▶ [Task directions] Those lines of the data that hold the word "Gesetzentwurf" are to be copied out.
Data for processing below:
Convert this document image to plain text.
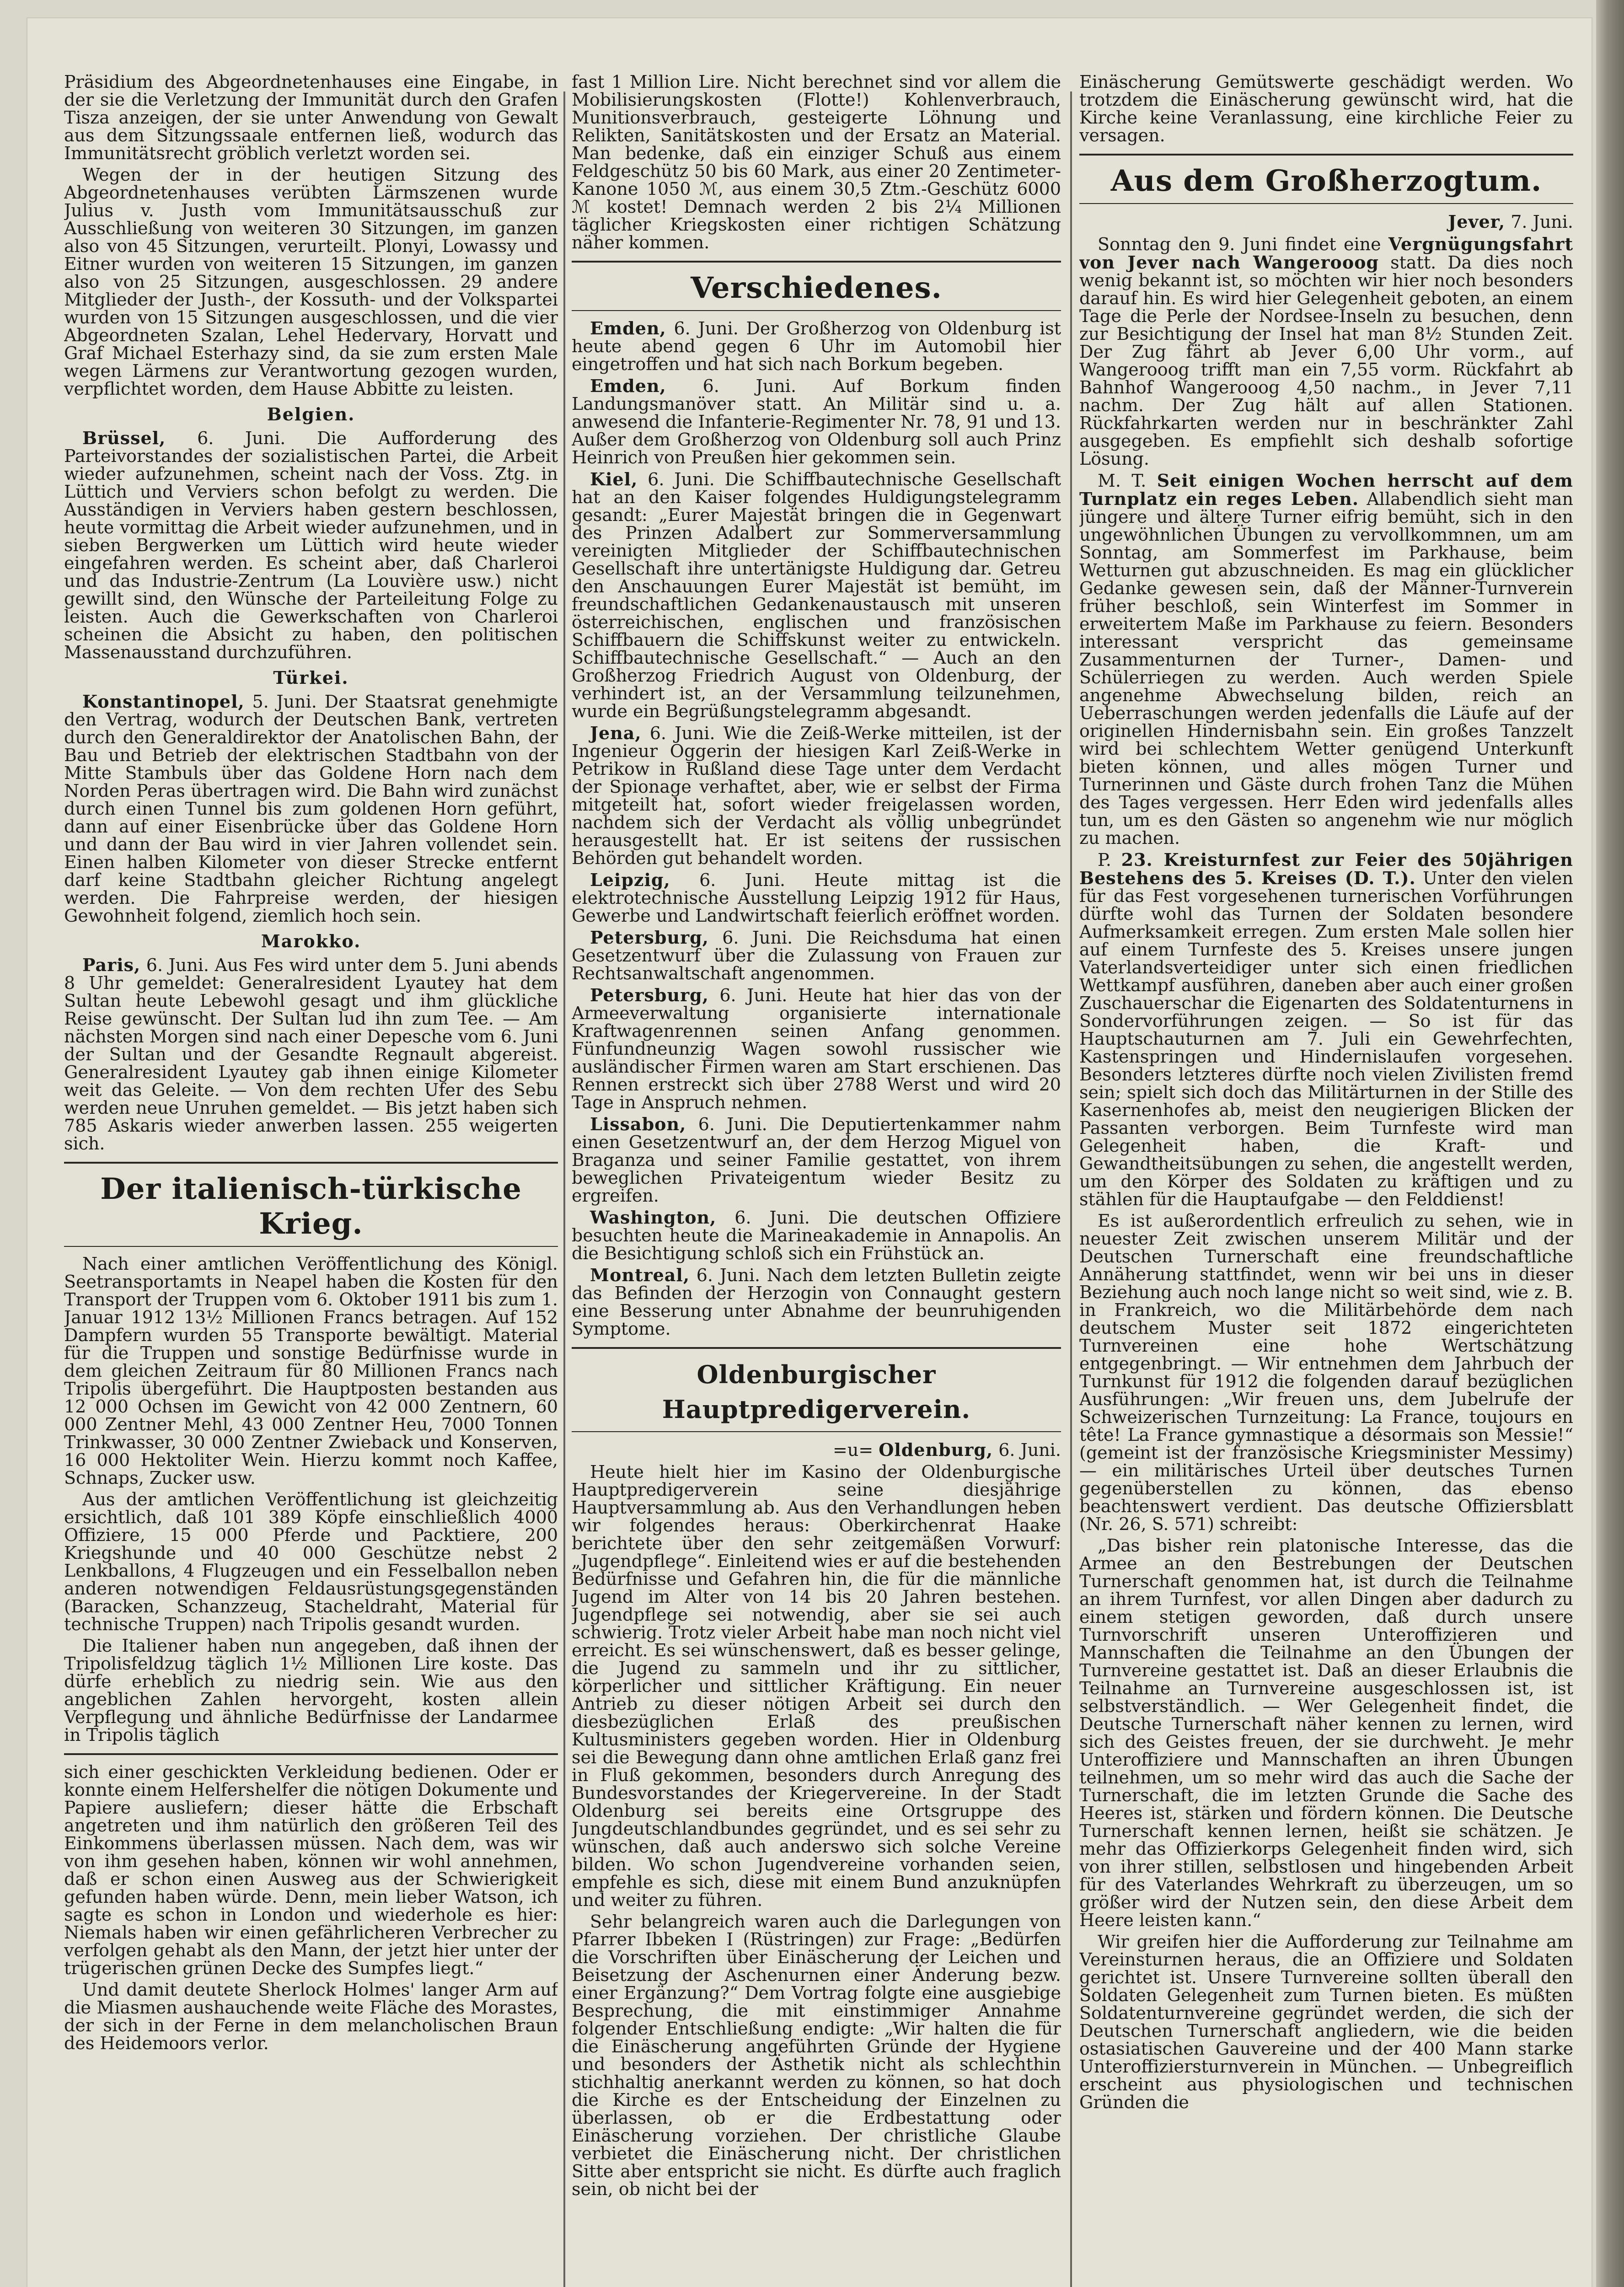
Präsidium des Abgeordnetenhauses eine Eingabe, in der sie die Verletzung der Immunität durch den Grafen Tisza anzeigen, der sie unter Anwendung von Gewalt aus dem Sitzungssaale entfernen ließ, wodurch das Immunitätsrecht gröblich verletzt worden sei.

Wegen der in der heutigen Sitzung des Abgeordnetenhauses verübten Lärmszenen wurde Julius v. Justh vom Immunitätsausschuß zur Ausschließung von weiteren 30 Sitzungen, im ganzen also von 45 Sitzungen, verurteilt. Plonyi, Lowassy und Eitner wurden von weiteren 15 Sitzungen, im ganzen also von 25 Sitzungen, ausgeschlossen. 29 andere Mitglieder der Justh-, der Kossuth- und der Volkspartei wurden von 15 Sitzungen ausgeschlossen, und die vier Abgeordneten Szalan, Lehel Hedervary, Horvatt und Graf Michael Esterhazy sind, da sie zum ersten Male wegen Lärmens zur Verantwortung gezogen wurden, verpflichtet worden, dem Hause Abbitte zu leisten.

Belgien.

Brüssel, 6. Juni. Die Aufforderung des Parteivorstandes der sozialistischen Partei, die Arbeit wieder aufzunehmen, scheint nach der Voss. Ztg. in Lüttich und Verviers schon befolgt zu werden. Die Ausständigen in Verviers haben gestern beschlossen, heute vormittag die Arbeit wieder aufzunehmen, und in sieben Bergwerken um Lüttich wird heute wieder eingefahren werden. Es scheint aber, daß Charleroi und das Industrie-Zentrum (La Louvière usw.) nicht gewillt sind, den Wünsche der Parteileitung Folge zu leisten. Auch die Gewerkschaften von Charleroi scheinen die Absicht zu haben, den politischen Massenausstand durchzuführen.

Türkei.

Konstantinopel, 5. Juni. Der Staatsrat genehmigte den Vertrag, wodurch der Deutschen Bank, vertreten durch den Generaldirektor der Anatolischen Bahn, der Bau und Betrieb der elektrischen Stadtbahn von der Mitte Stambuls über das Goldene Horn nach dem Norden Peras übertragen wird. Die Bahn wird zunächst durch einen Tunnel bis zum goldenen Horn geführt, dann auf einer Eisenbrücke über das Goldene Horn und dann der Bau wird in vier Jahren vollendet sein. Einen halben Kilometer von dieser Strecke entfernt darf keine Stadtbahn gleicher Richtung angelegt werden. Die Fahrpreise werden, der hiesigen Gewohnheit folgend, ziemlich hoch sein.

Marokko.

Paris, 6. Juni. Aus Fes wird unter dem 5. Juni abends 8 Uhr gemeldet: Generalresident Lyautey hat dem Sultan heute Lebewohl gesagt und ihm glückliche Reise gewünscht. Der Sultan lud ihn zum Tee. — Am nächsten Morgen sind nach einer Depesche vom 6. Juni der Sultan und der Gesandte Regnault abgereist. Generalresident Lyautey gab ihnen einige Kilometer weit das Geleite. — Von dem rechten Ufer des Sebu werden neue Unruhen gemeldet. — Bis jetzt haben sich 785 Askaris wieder anwerben lassen. 255 weigerten sich.

Der italienisch-türkische Krieg.

Nach einer amtlichen Veröffentlichung des Königl. Seetransportamts in Neapel haben die Kosten für den Transport der Truppen vom 6. Oktober 1911 bis zum 1. Januar 1912 13½ Millionen Francs betragen. Auf 152 Dampfern wurden 55 Transporte bewältigt. Material für die Truppen und sonstige Bedürfnisse wurde in dem gleichen Zeitraum für 80 Millionen Francs nach Tripolis übergeführt. Die Hauptposten bestanden aus 12 000 Ochsen im Gewicht von 42 000 Zentnern, 60 000 Zentner Mehl, 43 000 Zentner Heu, 7000 Tonnen Trinkwasser, 30 000 Zentner Zwieback und Konserven, 16 000 Hektoliter Wein. Hierzu kommt noch Kaffee, Schnaps, Zucker usw.

Aus der amtlichen Veröffentlichung ist gleichzeitig ersichtlich, daß 101 389 Köpfe einschließlich 4000 Offiziere, 15 000 Pferde und Packtiere, 200 Kriegshunde und 40 000 Geschütze nebst 2 Lenkballons, 4 Flugzeugen und ein Fesselballon neben anderen notwendigen Feldausrüstungsgegenständen (Baracken, Schanzzeug, Stacheldraht, Material für technische Truppen) nach Tripolis gesandt wurden.

Die Italiener haben nun angegeben, daß ihnen der Tripolisfeldzug täglich 1½ Millionen Lire koste. Das dürfe erheblich zu niedrig sein. Wie aus den angeblichen Zahlen hervorgeht, kosten allein Verpflegung und ähnliche Bedürfnisse der Landarmee in Tripolis täglich

sich einer geschickten Verkleidung bedienen. Oder er konnte einem Helfershelfer die nötigen Dokumente und Papiere ausliefern; dieser hätte die Erbschaft angetreten und ihm natürlich den größeren Teil des Einkommens überlassen müssen. Nach dem, was wir von ihm gesehen haben, können wir wohl annehmen, daß er schon einen Ausweg aus der Schwierigkeit gefunden haben würde. Denn, mein lieber Watson, ich sagte es schon in London und wiederhole es hier: Niemals haben wir einen gefährlicheren Verbrecher zu verfolgen gehabt als den Mann, der jetzt hier unter der trügerischen grünen Decke des Sumpfes liegt.“

Und damit deutete Sherlock Holmes' langer Arm auf die Miasmen aushauchende weite Fläche des Morastes, der sich in der Ferne in dem melancholischen Braun des Heidemoors verlor.

fast 1 Million Lire. Nicht berechnet sind vor allem die Mobilisierungskosten (Flotte!) Kohlenverbrauch, Munitionsverbrauch, gesteigerte Löhnung und Relikten, Sanitätskosten und der Ersatz an Material. Man bedenke, daß ein einziger Schuß aus einem Feldgeschütz 50 bis 60 Mark, aus einer 20 Zentimeter-Kanone 1050 ℳ, aus einem 30,5 Ztm.-Geschütz 6000 ℳ kostet! Demnach werden 2 bis 2¼ Millionen täglicher Kriegskosten einer richtigen Schätzung näher kommen.

Verschiedenes.

Emden, 6. Juni. Der Großherzog von Oldenburg ist heute abend gegen 6 Uhr im Automobil hier eingetroffen und hat sich nach Borkum begeben.

Emden, 6. Juni. Auf Borkum finden Landungsmanöver statt. An Militär sind u. a. anwesend die Infanterie-Regimenter Nr. 78, 91 und 13. Außer dem Großherzog von Oldenburg soll auch Prinz Heinrich von Preußen hier gekommen sein.

Kiel, 6. Juni. Die Schiffbautechnische Gesellschaft hat an den Kaiser folgendes Huldigungstelegramm gesandt: „Eurer Majestät bringen die in Gegenwart des Prinzen Adalbert zur Sommerversammlung vereinigten Mitglieder der Schiffbautechnischen Gesellschaft ihre untertänigste Huldigung dar. Getreu den Anschauungen Eurer Majestät ist bemüht, im freundschaftlichen Gedankenaustausch mit unseren österreichischen, englischen und französischen Schiffbauern die Schiffskunst weiter zu entwickeln. Schiffbautechnische Gesellschaft.“ — Auch an den Großherzog Friedrich August von Oldenburg, der verhindert ist, an der Versammlung teilzunehmen, wurde ein Begrüßungstelegramm abgesandt.

Jena, 6. Juni. Wie die Zeiß-Werke mitteilen, ist der Ingenieur Oggerin der hiesigen Karl Zeiß-Werke in Petrikow in Rußland diese Tage unter dem Verdacht der Spionage verhaftet, aber, wie er selbst der Firma mitgeteilt hat, sofort wieder freigelassen worden, nachdem sich der Verdacht als völlig unbegründet herausgestellt hat. Er ist seitens der russischen Behörden gut behandelt worden.

Leipzig, 6. Juni. Heute mittag ist die elektrotechnische Ausstellung Leipzig 1912 für Haus, Gewerbe und Landwirtschaft feierlich eröffnet worden.

Petersburg, 6. Juni. Die Reichsduma hat einen Gesetzentwurf über die Zulassung von Frauen zur Rechtsanwaltschaft angenommen.

Petersburg, 6. Juni. Heute hat hier das von der Armeeverwaltung organisierte internationale Kraftwagenrennen seinen Anfang genommen. Fünfundneunzig Wagen sowohl russischer wie ausländischer Firmen waren am Start erschienen. Das Rennen erstreckt sich über 2788 Werst und wird 20 Tage in Anspruch nehmen.

Lissabon, 6. Juni. Die Deputiertenkammer nahm einen Gesetzentwurf an, der dem Herzog Miguel von Braganza und seiner Familie gestattet, von ihrem beweglichen Privateigentum wieder Besitz zu ergreifen.

Washington, 6. Juni. Die deutschen Offiziere besuchten heute die Marineakademie in Annapolis. An die Besichtigung schloß sich ein Frühstück an.

Montreal, 6. Juni. Nach dem letzten Bulletin zeigte das Befinden der Herzogin von Connaught gestern eine Besserung unter Abnahme der beunruhigenden Symptome.

Oldenburgischer Hauptpredigerverein.
=u= Oldenburg, 6. Juni.

Heute hielt hier im Kasino der Oldenburgische Hauptpredigerverein seine diesjährige Hauptversammlung ab. Aus den Verhandlungen heben wir folgendes heraus: Oberkirchenrat Haake berichtete über den sehr zeitgemäßen Vorwurf: „Jugendpflege“. Einleitend wies er auf die bestehenden Bedürfnisse und Gefahren hin, die für die männliche Jugend im Alter von 14 bis 20 Jahren bestehen. Jugendpflege sei notwendig, aber sie sei auch schwierig. Trotz vieler Arbeit habe man noch nicht viel erreicht. Es sei wünschenswert, daß es besser gelinge, die Jugend zu sammeln und ihr zu sittlicher, körperlicher und sittlicher Kräftigung. Ein neuer Antrieb zu dieser nötigen Arbeit sei durch den diesbezüglichen Erlaß des preußischen Kultusministers gegeben worden. Hier in Oldenburg sei die Bewegung dann ohne amtlichen Erlaß ganz frei in Fluß gekommen, besonders durch Anregung des Bundesvorstandes der Kriegervereine. In der Stadt Oldenburg sei bereits eine Ortsgruppe des Jungdeutschlandbundes gegründet, und es sei sehr zu wünschen, daß auch anderswo sich solche Vereine bilden. Wo schon Jugendvereine vorhanden seien, empfehle es sich, diese mit einem Bund anzuknüpfen und weiter zu führen.

Sehr belangreich waren auch die Darlegungen von Pfarrer Ibbeken I (Rüstringen) zur Frage: „Bedürfen die Vorschriften über Einäscherung der Leichen und Beisetzung der Aschenurnen einer Änderung bezw. einer Ergänzung?“ Dem Vortrag folgte eine ausgiebige Besprechung, die mit einstimmiger Annahme folgender Entschließung endigte: „Wir halten die für die Einäscherung angeführten Gründe der Hygiene und besonders der Ästhetik nicht als schlechthin stichhaltig anerkannt werden zu können, so hat doch die Kirche es der Entscheidung der Einzelnen zu überlassen, ob er die Erdbestattung oder Einäscherung vorziehen. Der christliche Glaube verbietet die Einäscherung nicht. Der christlichen Sitte aber entspricht sie nicht. Es dürfte auch fraglich sein, ob nicht bei der

Einäscherung Gemütswerte geschädigt werden. Wo trotzdem die Einäscherung gewünscht wird, hat die Kirche keine Veranlassung, eine kirchliche Feier zu versagen.

Aus dem Großherzogtum.
Jever, 7. Juni.

Sonntag den 9. Juni findet eine Vergnügungsfahrt von Jever nach Wangerooog statt. Da dies noch wenig bekannt ist, so möchten wir hier noch besonders darauf hin. Es wird hier Gelegenheit geboten, an einem Tage die Perle der Nordsee-Inseln zu besuchen, denn zur Besichtigung der Insel hat man 8½ Stunden Zeit. Der Zug fährt ab Jever 6,00 Uhr vorm., auf Wangerooog trifft man ein 7,55 vorm. Rückfahrt ab Bahnhof Wangerooog 4,50 nachm., in Jever 7,11 nachm. Der Zug hält auf allen Stationen. Rückfahrkarten werden nur in beschränkter Zahl ausgegeben. Es empfiehlt sich deshalb sofortige Lösung.

M. T. Seit einigen Wochen herrscht auf dem Turnplatz ein reges Leben. Allabendlich sieht man jüngere und ältere Turner eifrig bemüht, sich in den ungewöhnlichen Übungen zu vervollkommnen, um am Sonntag, am Sommerfest im Parkhause, beim Wetturnen gut abzuschneiden. Es mag ein glücklicher Gedanke gewesen sein, daß der Männer-Turnverein früher beschloß, sein Winterfest im Sommer in erweitertem Maße im Parkhause zu feiern. Besonders interessant verspricht das gemeinsame Zusammenturnen der Turner-, Damen- und Schülerriegen zu werden. Auch werden Spiele angenehme Abwechselung bilden, reich an Ueberraschungen werden jedenfalls die Läufe auf der originellen Hindernisbahn sein. Ein großes Tanzzelt wird bei schlechtem Wetter genügend Unterkunft bieten können, und alles mögen Turner und Turnerinnen und Gäste durch frohen Tanz die Mühen des Tages vergessen. Herr Eden wird jedenfalls alles tun, um es den Gästen so angenehm wie nur möglich zu machen.

P. 23. Kreisturnfest zur Feier des 50jährigen Bestehens des 5. Kreises (D. T.). Unter den vielen für das Fest vorgesehenen turnerischen Vorführungen dürfte wohl das Turnen der Soldaten besondere Aufmerksamkeit erregen. Zum ersten Male sollen hier auf einem Turnfeste des 5. Kreises unsere jungen Vaterlandsverteidiger unter sich einen friedlichen Wettkampf ausführen, daneben aber auch einer großen Zuschauerschar die Eigenarten des Soldatenturnens in Sondervorführungen zeigen. — So ist für das Hauptschauturnen am 7. Juli ein Gewehrfechten, Kastenspringen und Hindernislaufen vorgesehen. Besonders letzteres dürfte noch vielen Zivilisten fremd sein; spielt sich doch das Militärturnen in der Stille des Kasernenhofes ab, meist den neugierigen Blicken der Passanten verborgen. Beim Turnfeste wird man Gelegenheit haben, die Kraft- und Gewandtheitsübungen zu sehen, die angestellt werden, um den Körper des Soldaten zu kräftigen und zu stählen für die Hauptaufgabe — den Felddienst!

Es ist außerordentlich erfreulich zu sehen, wie in neuester Zeit zwischen unserem Militär und der Deutschen Turnerschaft eine freundschaftliche Annäherung stattfindet, wenn wir bei uns in dieser Beziehung auch noch lange nicht so weit sind, wie z. B. in Frankreich, wo die Militärbehörde dem nach deutschem Muster seit 1872 eingerichteten Turnvereinen eine hohe Wertschätzung entgegenbringt. — Wir entnehmen dem Jahrbuch der Turnkunst für 1912 die folgenden darauf bezüglichen Ausführungen: „Wir freuen uns, dem Jubelrufe der Schweizerischen Turnzeitung: La France, toujours en tête! La France gymnastique a désormais son Messie!“ (gemeint ist der französische Kriegsminister Messimy) — ein militärisches Urteil über deutsches Turnen gegenüberstellen zu können, das ebenso beachtenswert verdient. Das deutsche Offiziersblatt (Nr. 26, S. 571) schreibt:

„Das bisher rein platonische Interesse, das die Armee an den Bestrebungen der Deutschen Turnerschaft genommen hat, ist durch die Teilnahme an ihrem Turnfest, vor allen Dingen aber dadurch zu einem stetigen geworden, daß durch unsere Turnvorschrift unseren Unteroffizieren und Mannschaften die Teilnahme an den Übungen der Turnvereine gestattet ist. Daß an dieser Erlaubnis die Teilnahme an Turnvereine ausgeschlossen ist, ist selbstverständlich. — Wer Gelegenheit findet, die Deutsche Turnerschaft näher kennen zu lernen, wird sich des Geistes freuen, der sie durchweht. Je mehr Unteroffiziere und Mannschaften an ihren Übungen teilnehmen, um so mehr wird das auch die Sache der Turnerschaft, die im letzten Grunde die Sache des Heeres ist, stärken und fördern können. Die Deutsche Turnerschaft kennen lernen, heißt sie schätzen. Je mehr das Offizierkorps Gelegenheit finden wird, sich von ihrer stillen, selbstlosen und hingebenden Arbeit für des Vaterlandes Wehrkraft zu überzeugen, um so größer wird der Nutzen sein, den diese Arbeit dem Heere leisten kann.“

Wir greifen hier die Aufforderung zur Teilnahme am Vereinsturnen heraus, die an Offiziere und Soldaten gerichtet ist. Unsere Turnvereine sollten überall den Soldaten Gelegenheit zum Turnen bieten. Es müßten Soldatenturnvereine gegründet werden, die sich der Deutschen Turnerschaft angliedern, wie die beiden ostasiatischen Gauvereine und der 400 Mann starke Unteroffiziersturnverein in München. — Unbegreiflich erscheint aus physiologischen und technischen Gründen die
End of Data for processing.
▶ [Response area]
Petersburg, 6. Juni. Die Reichsduma hat einen Gesetzentwurf über die Zulassung von Frauen zur Rechtsanwaltschaft angenommen.
Lissabon, 6. Juni. Die Deputiertenkammer nahm einen Gesetzentwurf an, der dem Herzog Miguel von Braganza und seiner Familie gestattet, von ihrem beweglichen Privateigentum wieder Besitz zu ergreifen.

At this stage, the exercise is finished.